---------- Material to process ----------
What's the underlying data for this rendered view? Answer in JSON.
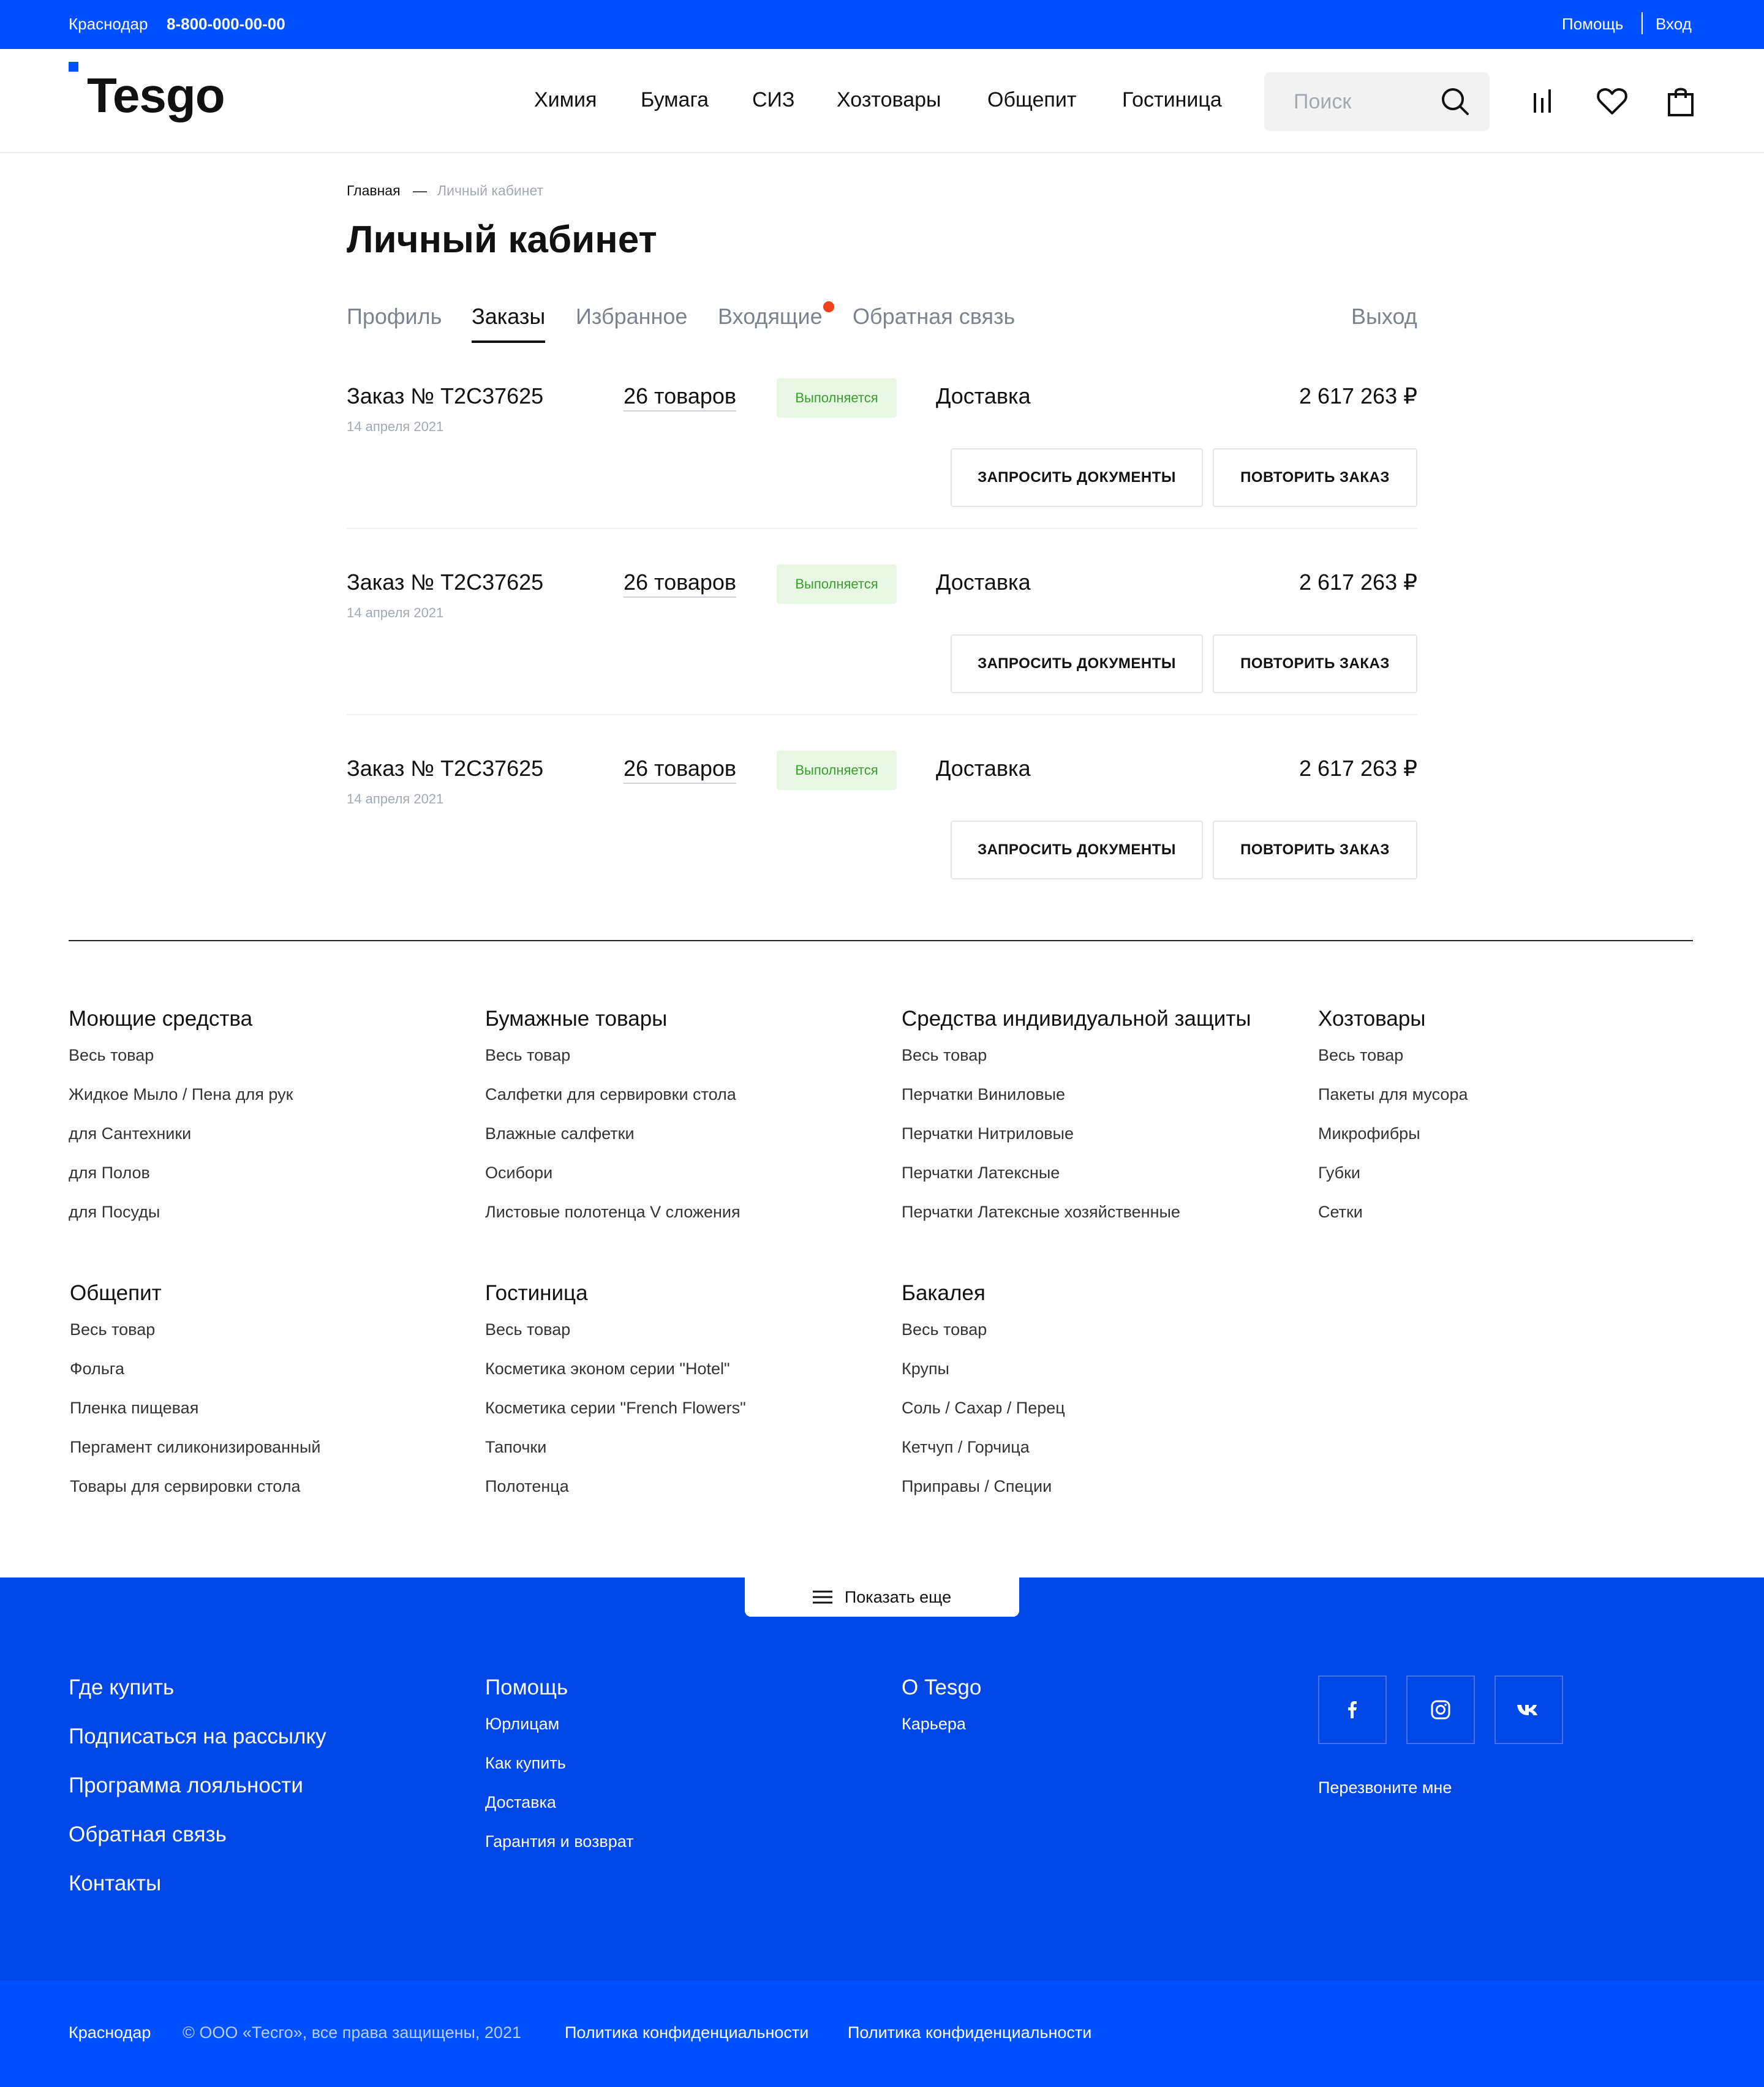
{
  "topbar": {
    "city": "Краснодар",
    "phone": "8-800-000-00-00",
    "help": "Помощь",
    "login": "Вход"
  },
  "header": {
    "logo": "Tesgo",
    "nav": [
      "Химия",
      "Бумага",
      "СИЗ",
      "Хозтовары",
      "Общепит",
      "Гостиница"
    ],
    "search_placeholder": "Поиск",
    "icons": [
      "search-icon",
      "compare-icon",
      "heart-icon",
      "bag-icon"
    ]
  },
  "breadcrumb": {
    "home": "Главная",
    "separator": "—",
    "current": "Личный кабинет"
  },
  "page_title": "Личный кабинет",
  "tabs": [
    {
      "label": "Профиль",
      "active": false
    },
    {
      "label": "Заказы",
      "active": true
    },
    {
      "label": "Избранное",
      "active": false
    },
    {
      "label": "Входящие",
      "active": false,
      "notification": true
    },
    {
      "label": "Обратная связь",
      "active": false
    }
  ],
  "logout": "Выход",
  "orders": [
    {
      "id": "Заказ № T2C37625",
      "date": "14 апреля 2021",
      "items": "26 товаров",
      "status": "Выполняется",
      "delivery": "Доставка",
      "price": "2 617 263 ₽",
      "btn_docs": "ЗАПРОСИТЬ ДОКУМЕНТЫ",
      "btn_repeat": "ПОВТОРИТЬ ЗАКАЗ"
    },
    {
      "id": "Заказ № T2C37625",
      "date": "14 апреля 2021",
      "items": "26 товаров",
      "status": "Выполняется",
      "delivery": "Доставка",
      "price": "2 617 263 ₽",
      "btn_docs": "ЗАПРОСИТЬ ДОКУМЕНТЫ",
      "btn_repeat": "ПОВТОРИТЬ ЗАКАЗ"
    },
    {
      "id": "Заказ № T2C37625",
      "date": "14 апреля 2021",
      "items": "26 товаров",
      "status": "Выполняется",
      "delivery": "Доставка",
      "price": "2 617 263 ₽",
      "btn_docs": "ЗАПРОСИТЬ ДОКУМЕНТЫ",
      "btn_repeat": "ПОВТОРИТЬ ЗАКАЗ"
    }
  ],
  "catalog": [
    {
      "title": "Моющие средства",
      "links": [
        "Весь товар",
        "Жидкое Мыло / Пена для рук",
        "для Сантехники",
        "для Полов",
        "для Посуды"
      ]
    },
    {
      "title": "Бумажные товары",
      "links": [
        "Весь товар",
        "Салфетки для сервировки стола",
        "Влажные салфетки",
        "Осибори",
        "Листовые полотенца V сложения"
      ]
    },
    {
      "title": "Средства индивидуальной защиты",
      "links": [
        "Весь товар",
        "Перчатки Виниловые",
        "Перчатки Нитриловые",
        "Перчатки Латексные",
        "Перчатки Латексные хозяйственные"
      ]
    },
    {
      "title": "Хозтовары",
      "links": [
        "Весь товар",
        "Пакеты для мусора",
        "Микрофибры",
        "Губки",
        "Сетки"
      ]
    },
    {
      "title": "Общепит",
      "links": [
        "Весь товар",
        "Фольга",
        "Пленка пищевая",
        "Пергамент силиконизированный",
        "Товары для сервировки стола"
      ]
    },
    {
      "title": "Гостиница",
      "links": [
        "Весь товар",
        "Косметика эконом серии \"Hotel\"",
        "Косметика серии \"French Flowers\"",
        "Тапочки",
        "Полотенца"
      ]
    },
    {
      "title": "Бакалея",
      "links": [
        "Весь товар",
        "Крупы",
        "Соль / Сахар / Перец",
        "Кетчуп / Горчица",
        "Приправы / Специи"
      ]
    }
  ],
  "show_more": "Показать еще",
  "footer": {
    "main_links": [
      "Где купить",
      "Подписаться на рассылку",
      "Программа лояльности",
      "Обратная связь",
      "Контакты"
    ],
    "help": {
      "title": "Помощь",
      "links": [
        "Юрлицам",
        "Как купить",
        "Доставка",
        "Гарантия и возврат"
      ]
    },
    "about": {
      "title": "О Tesgo",
      "links": [
        "Карьера"
      ]
    },
    "social": [
      "facebook-icon",
      "instagram-icon",
      "vk-icon"
    ],
    "callback": "Перезвоните мне"
  },
  "bottom": {
    "city": "Краснодар",
    "copyright": "© ООО «Тесго», все права защищены, 2021",
    "privacy_1": "Политика конфиденциальности",
    "privacy_2": "Политика конфиденциальности"
  },
  "colors": {
    "brand": "#0050FF",
    "footer": "#0047E6",
    "status_bg": "#E8F7E4",
    "status_text": "#36A02A",
    "notification": "#F04418"
  }
}
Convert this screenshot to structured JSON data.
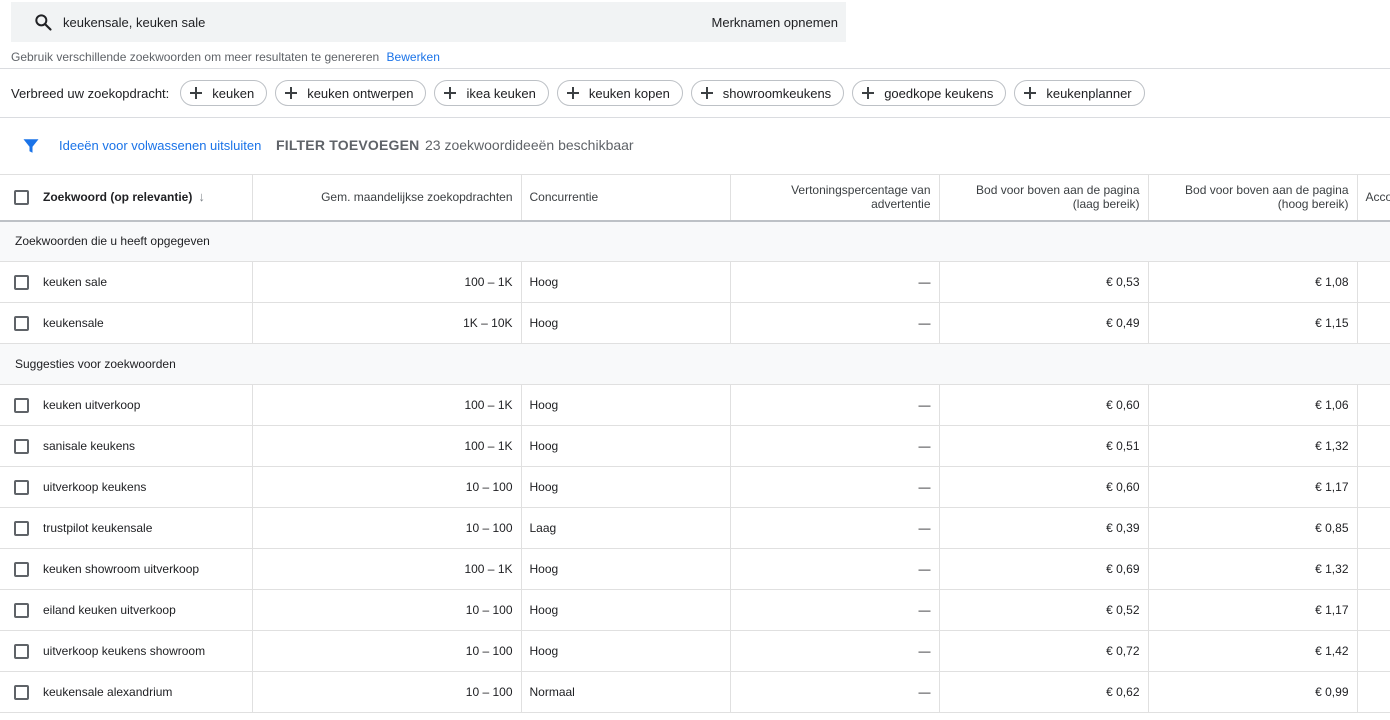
----------
Locate the word "сервировки" in the data above. Copy every line carrying it.

Expected answer -
        "Салфетки для сервировки стола",
        "Товары для сервировки стола"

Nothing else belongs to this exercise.